Pasal 13
BAB 2 — DANA KAMPANYE
(1) Dana Kampanye Pemilu Anggota DPR dan DPRD bersumber dari: a. Partai Politik; b. calon anggota DPR dan DPRD dari Partai Politik bersangkutan; dan/atau c. sumbangan yang sah menurut hukum dari pihak lain. (2) Dana Kampanye yang bersumber dari Partai Politik sebagaimana dimaksud pada ayat (1) huruf a berasal dari keuangan Partai Politik. (3) Dana Kampanye yang bersumber dari calon sebagaimana dimaksud pada ayat (1) huruf b, berasal dari harta kekayaan pribadi calon yang bersangkutan. (4) Dana Kampanye yang bersumber dari sumbangan yang sah menurut hukum dari pihak lain sebagaimana dimaksud pada ayat (1) huruf c berasal dari: a. perseorangan; b. kelompok; dan/atau c. perusahaan atau badan usaha nonpemerintah. (5) Sumbangan yang berasal dari perseorangan sebagaimana dimaksud pada ayat (4) huruf a, termasuk sumbangan dari: a. suami/istri dan/atau keluarga calon; dan b. suami/istri dan/atau keluarga dari Pengurus Partai Politik, anggota Partai Politik yang mengajukan calon. (6) Sumbangan yang sah menurut hukum dari pihak lain sebagaimana dimaksud pada ayat (4) yang ditujukan kepada Calon anggota DPR dan DPRD wajib melalui
Partai Politik yang bersangkutan sebelum dapat dipergunakan untuk keperluan kampanye. (7) Sumbangan sebagaimana dimaksud pada ayat (6) menjadi sumbangan dari Partai Politik untuk Calon anggota DPR dan DPRD. (8) Sumbangan yang sah menurut hukum dari pihak lain sebagaimana dimaksud pada ayat (4), tidak berasal dari tindak pidana dan bersifat tidak mengikat.

• [Tugas Latihan]:
[1] Jawab pertanyaan tentang pasal dana kampanye berikut dengan singkat:
(a) Menurut ayat (3), dari mana asal dana kampanye yang bersumber dari calon?
(b) Sebelum dipakai untuk kampanye, sumbangan pihak lain untuk calon anggota DPR dan DPRD wajib melalui siapa?
(c) Menurut ayat (8), apa dua sifat sumbangan yang sah dari pihak lain?
[2] Ringkas isi pasal dana kampanye ini dalam dua kalimat.
Daftar di bawah ini tidak ada hubungannya dengan teks bacaan.

• [Bahan Sumber]:

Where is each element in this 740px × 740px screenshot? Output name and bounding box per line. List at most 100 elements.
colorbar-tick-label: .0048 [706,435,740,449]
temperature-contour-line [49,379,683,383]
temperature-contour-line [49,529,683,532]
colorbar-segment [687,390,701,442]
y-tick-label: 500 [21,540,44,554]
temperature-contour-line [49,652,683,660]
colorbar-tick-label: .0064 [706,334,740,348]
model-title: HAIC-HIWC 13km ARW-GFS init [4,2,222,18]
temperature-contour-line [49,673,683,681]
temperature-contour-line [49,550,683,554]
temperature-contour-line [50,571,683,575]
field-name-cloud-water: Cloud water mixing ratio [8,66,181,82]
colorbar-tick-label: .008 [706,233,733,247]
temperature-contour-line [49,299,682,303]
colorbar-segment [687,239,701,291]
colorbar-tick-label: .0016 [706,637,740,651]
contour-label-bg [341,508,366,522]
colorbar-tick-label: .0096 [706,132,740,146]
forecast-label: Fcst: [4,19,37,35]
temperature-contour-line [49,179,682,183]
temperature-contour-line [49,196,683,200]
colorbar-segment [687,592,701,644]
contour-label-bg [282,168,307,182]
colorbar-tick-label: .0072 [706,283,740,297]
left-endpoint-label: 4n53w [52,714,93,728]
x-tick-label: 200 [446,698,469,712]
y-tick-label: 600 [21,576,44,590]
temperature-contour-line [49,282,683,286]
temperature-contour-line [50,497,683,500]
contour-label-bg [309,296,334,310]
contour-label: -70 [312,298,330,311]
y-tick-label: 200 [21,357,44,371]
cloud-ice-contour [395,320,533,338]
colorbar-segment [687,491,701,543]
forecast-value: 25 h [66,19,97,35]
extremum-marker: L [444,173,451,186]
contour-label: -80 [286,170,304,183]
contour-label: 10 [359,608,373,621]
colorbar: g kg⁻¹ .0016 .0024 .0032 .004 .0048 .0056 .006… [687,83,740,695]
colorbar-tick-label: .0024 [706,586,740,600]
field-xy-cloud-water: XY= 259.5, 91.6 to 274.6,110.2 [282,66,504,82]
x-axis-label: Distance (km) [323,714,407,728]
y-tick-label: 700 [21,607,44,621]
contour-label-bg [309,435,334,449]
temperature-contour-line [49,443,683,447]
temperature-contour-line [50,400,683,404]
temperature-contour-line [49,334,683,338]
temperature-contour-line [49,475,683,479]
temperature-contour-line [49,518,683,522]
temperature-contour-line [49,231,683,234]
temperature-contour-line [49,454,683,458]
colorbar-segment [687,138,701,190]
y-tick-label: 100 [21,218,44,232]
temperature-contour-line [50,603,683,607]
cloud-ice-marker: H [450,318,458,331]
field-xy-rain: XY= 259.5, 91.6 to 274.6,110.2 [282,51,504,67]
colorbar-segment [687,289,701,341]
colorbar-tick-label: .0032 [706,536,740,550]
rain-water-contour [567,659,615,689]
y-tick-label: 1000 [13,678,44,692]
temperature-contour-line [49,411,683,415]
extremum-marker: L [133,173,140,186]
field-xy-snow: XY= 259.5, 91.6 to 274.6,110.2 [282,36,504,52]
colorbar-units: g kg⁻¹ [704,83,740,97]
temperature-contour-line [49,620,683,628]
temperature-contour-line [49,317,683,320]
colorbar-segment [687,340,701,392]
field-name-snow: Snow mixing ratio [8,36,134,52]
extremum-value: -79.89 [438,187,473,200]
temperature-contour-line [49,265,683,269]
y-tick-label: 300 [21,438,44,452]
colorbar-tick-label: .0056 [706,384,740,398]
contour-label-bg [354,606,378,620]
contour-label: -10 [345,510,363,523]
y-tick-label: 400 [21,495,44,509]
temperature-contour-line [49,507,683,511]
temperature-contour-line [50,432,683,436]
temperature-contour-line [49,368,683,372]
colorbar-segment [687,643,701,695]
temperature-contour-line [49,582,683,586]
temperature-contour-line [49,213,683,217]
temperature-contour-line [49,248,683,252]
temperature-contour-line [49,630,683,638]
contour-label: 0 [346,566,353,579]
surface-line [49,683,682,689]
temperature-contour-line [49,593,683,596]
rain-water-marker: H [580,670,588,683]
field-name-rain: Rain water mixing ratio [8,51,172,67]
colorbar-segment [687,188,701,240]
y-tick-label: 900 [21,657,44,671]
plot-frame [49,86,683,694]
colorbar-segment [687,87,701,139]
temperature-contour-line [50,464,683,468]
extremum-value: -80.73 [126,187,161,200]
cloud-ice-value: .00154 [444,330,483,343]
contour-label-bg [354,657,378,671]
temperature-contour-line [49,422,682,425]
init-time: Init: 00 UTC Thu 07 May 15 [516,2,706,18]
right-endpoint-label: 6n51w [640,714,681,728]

• [Kunci Jawaban]:
[1]
(a) Dari harta kekayaan pribadi calon yang bersangkutan.
(b) Melalui Partai Politik yang bersangkutan.
(c) Tidak berasal dari tindak pidana dan bersifat tidak mengikat.

[2] Dana kampanye Pemilu anggota DPR dan DPRD bersumber dari keuangan Partai Politik, dari harta kekayaan pribadi calon, dan/atau dari sumbangan sah pihak lain, yaitu perseorangan, kelompok, atau perusahaan atau badan usaha nonpemerintah. Sumbangan pihak lain untuk calon wajib melalui Partai Politik yang bersangkutan sebelum dipakai untuk kampanye sehingga menjadi sumbangan partai, dan sumbangan itu tidak berasal dari tindak pidana serta bersifat tidak mengikat.